(Records from a collection)
• • • •

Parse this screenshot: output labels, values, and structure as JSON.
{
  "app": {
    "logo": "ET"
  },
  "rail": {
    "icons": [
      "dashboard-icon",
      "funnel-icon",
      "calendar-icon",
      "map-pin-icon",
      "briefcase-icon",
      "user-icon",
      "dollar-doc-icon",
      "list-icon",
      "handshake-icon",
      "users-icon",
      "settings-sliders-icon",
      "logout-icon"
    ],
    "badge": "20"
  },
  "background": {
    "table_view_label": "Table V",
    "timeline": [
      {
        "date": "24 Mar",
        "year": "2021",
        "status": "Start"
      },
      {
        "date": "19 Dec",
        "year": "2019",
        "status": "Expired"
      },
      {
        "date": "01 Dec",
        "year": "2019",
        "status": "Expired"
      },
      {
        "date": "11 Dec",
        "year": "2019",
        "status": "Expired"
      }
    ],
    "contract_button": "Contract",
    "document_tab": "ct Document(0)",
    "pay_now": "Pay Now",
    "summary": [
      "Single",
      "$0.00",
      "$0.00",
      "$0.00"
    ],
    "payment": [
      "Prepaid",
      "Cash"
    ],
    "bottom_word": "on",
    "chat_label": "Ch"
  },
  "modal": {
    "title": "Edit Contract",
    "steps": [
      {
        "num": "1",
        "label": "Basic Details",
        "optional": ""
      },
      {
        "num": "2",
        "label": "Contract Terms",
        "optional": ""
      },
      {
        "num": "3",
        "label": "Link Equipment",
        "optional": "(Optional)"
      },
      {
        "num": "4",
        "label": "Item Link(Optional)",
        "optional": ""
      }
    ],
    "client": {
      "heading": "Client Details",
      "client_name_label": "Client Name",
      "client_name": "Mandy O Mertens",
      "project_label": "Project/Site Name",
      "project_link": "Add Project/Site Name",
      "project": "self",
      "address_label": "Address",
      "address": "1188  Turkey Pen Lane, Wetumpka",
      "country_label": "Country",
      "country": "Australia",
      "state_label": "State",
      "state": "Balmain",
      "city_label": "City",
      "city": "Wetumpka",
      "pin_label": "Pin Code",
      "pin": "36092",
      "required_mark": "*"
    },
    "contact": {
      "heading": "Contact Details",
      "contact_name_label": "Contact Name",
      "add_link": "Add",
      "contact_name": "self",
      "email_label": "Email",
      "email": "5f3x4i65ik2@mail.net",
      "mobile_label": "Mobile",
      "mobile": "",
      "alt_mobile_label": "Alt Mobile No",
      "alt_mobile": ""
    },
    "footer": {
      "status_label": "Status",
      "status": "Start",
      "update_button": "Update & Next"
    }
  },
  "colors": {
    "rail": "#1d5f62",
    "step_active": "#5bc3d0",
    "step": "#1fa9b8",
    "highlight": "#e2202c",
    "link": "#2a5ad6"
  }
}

• • • •

* [GIVEN INSTRUCTION]:
Check all the records above and select each line where the string "Contract" is found.

* [THE COMPLETED TASK]:
    "contract_button": "Contract",
    "title": "Edit Contract",
        "label": "Contract Terms",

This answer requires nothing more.